* **Excerpted data**:
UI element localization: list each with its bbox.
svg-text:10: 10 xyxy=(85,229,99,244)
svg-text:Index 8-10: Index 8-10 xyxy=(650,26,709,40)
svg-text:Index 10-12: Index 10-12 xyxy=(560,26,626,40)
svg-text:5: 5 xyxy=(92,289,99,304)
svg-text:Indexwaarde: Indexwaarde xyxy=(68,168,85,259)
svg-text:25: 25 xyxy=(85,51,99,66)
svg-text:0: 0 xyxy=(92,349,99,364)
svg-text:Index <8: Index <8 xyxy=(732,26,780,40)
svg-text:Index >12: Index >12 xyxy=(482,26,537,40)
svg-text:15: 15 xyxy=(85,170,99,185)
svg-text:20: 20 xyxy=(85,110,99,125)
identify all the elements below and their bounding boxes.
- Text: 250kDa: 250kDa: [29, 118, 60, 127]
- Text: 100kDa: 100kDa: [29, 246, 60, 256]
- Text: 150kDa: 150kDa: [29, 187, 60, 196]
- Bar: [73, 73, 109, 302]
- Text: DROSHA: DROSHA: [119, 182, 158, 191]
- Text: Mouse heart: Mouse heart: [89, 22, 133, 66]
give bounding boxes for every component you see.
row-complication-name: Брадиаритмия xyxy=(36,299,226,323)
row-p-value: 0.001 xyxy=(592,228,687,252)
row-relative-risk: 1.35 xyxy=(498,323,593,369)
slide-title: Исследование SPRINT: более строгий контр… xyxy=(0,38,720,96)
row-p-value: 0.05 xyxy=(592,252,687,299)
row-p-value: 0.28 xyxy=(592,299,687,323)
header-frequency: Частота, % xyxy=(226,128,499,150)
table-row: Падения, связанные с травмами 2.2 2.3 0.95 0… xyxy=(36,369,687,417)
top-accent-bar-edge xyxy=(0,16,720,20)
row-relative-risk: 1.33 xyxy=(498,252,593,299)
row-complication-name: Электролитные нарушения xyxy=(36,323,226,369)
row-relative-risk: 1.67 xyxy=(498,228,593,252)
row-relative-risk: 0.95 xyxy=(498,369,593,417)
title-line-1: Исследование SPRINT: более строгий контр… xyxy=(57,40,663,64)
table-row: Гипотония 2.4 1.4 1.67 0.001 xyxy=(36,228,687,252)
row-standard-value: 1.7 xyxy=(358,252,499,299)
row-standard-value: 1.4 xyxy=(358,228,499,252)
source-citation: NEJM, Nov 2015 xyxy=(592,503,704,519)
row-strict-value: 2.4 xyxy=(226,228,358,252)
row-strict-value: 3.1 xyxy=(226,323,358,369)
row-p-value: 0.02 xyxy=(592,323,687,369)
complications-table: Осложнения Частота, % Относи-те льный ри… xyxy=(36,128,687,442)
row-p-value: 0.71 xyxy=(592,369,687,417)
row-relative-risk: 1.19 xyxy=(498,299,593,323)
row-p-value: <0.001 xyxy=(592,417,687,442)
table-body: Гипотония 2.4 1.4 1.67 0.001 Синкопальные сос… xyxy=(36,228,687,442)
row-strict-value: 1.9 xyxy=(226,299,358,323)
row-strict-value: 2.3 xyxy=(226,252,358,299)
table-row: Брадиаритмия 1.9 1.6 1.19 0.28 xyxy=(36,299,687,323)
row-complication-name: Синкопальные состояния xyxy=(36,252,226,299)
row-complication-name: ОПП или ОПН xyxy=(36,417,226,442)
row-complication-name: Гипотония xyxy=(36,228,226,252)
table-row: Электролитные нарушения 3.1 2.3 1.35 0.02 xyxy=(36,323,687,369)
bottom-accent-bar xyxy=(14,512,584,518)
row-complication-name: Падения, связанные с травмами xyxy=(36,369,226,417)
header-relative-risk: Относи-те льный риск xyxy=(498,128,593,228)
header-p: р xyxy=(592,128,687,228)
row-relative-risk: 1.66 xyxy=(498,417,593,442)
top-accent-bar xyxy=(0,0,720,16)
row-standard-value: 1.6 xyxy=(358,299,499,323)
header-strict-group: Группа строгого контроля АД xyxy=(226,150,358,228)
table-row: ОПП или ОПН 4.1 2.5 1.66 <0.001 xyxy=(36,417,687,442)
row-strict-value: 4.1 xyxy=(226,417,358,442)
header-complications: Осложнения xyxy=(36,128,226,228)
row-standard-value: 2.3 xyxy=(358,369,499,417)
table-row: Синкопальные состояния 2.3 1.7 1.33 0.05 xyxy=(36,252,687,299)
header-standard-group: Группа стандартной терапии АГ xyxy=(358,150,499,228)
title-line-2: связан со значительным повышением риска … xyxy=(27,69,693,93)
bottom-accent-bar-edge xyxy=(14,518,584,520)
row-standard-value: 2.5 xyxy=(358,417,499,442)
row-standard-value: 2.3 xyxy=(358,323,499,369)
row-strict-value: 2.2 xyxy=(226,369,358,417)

* **The task**:
Rewrite the data from its first line up to and including the line with "table-row: Падения, связанные", replacing every "svg-text" with "svg-label" and leaving everything else unchanged. Return only those lines.

* **Final result**:
UI element localization: list each with its bbox.
svg-label:10: 10 xyxy=(85,229,99,244)
svg-label:Index 8-10: Index 8-10 xyxy=(650,26,709,40)
svg-label:Index 10-12: Index 10-12 xyxy=(560,26,626,40)
svg-label:5: 5 xyxy=(92,289,99,304)
svg-label:Indexwaarde: Indexwaarde xyxy=(68,168,85,259)
svg-label:25: 25 xyxy=(85,51,99,66)
svg-label:0: 0 xyxy=(92,349,99,364)
svg-label:Index <8: Index <8 xyxy=(732,26,780,40)
svg-label:Index >12: Index >12 xyxy=(482,26,537,40)
svg-label:15: 15 xyxy=(85,170,99,185)
svg-label:20: 20 xyxy=(85,110,99,125)
identify all the elements below and their bounding boxes.
- Text: 250kDa: 250kDa: [29, 118, 60, 127]
- Text: 100kDa: 100kDa: [29, 246, 60, 256]
- Text: 150kDa: 150kDa: [29, 187, 60, 196]
- Bar: [73, 73, 109, 302]
- Text: DROSHA: DROSHA: [119, 182, 158, 191]
- Text: Mouse heart: Mouse heart: [89, 22, 133, 66]
give bounding boxes for every component you see.
row-complication-name: Брадиаритмия xyxy=(36,299,226,323)
row-p-value: 0.001 xyxy=(592,228,687,252)
row-relative-risk: 1.35 xyxy=(498,323,593,369)
slide-title: Исследование SPRINT: более строгий контр… xyxy=(0,38,720,96)
row-p-value: 0.05 xyxy=(592,252,687,299)
row-p-value: 0.28 xyxy=(592,299,687,323)
header-frequency: Частота, % xyxy=(226,128,499,150)
table-row: Падения, связанные с травмами 2.2 2.3 0.95 0… xyxy=(36,369,687,417)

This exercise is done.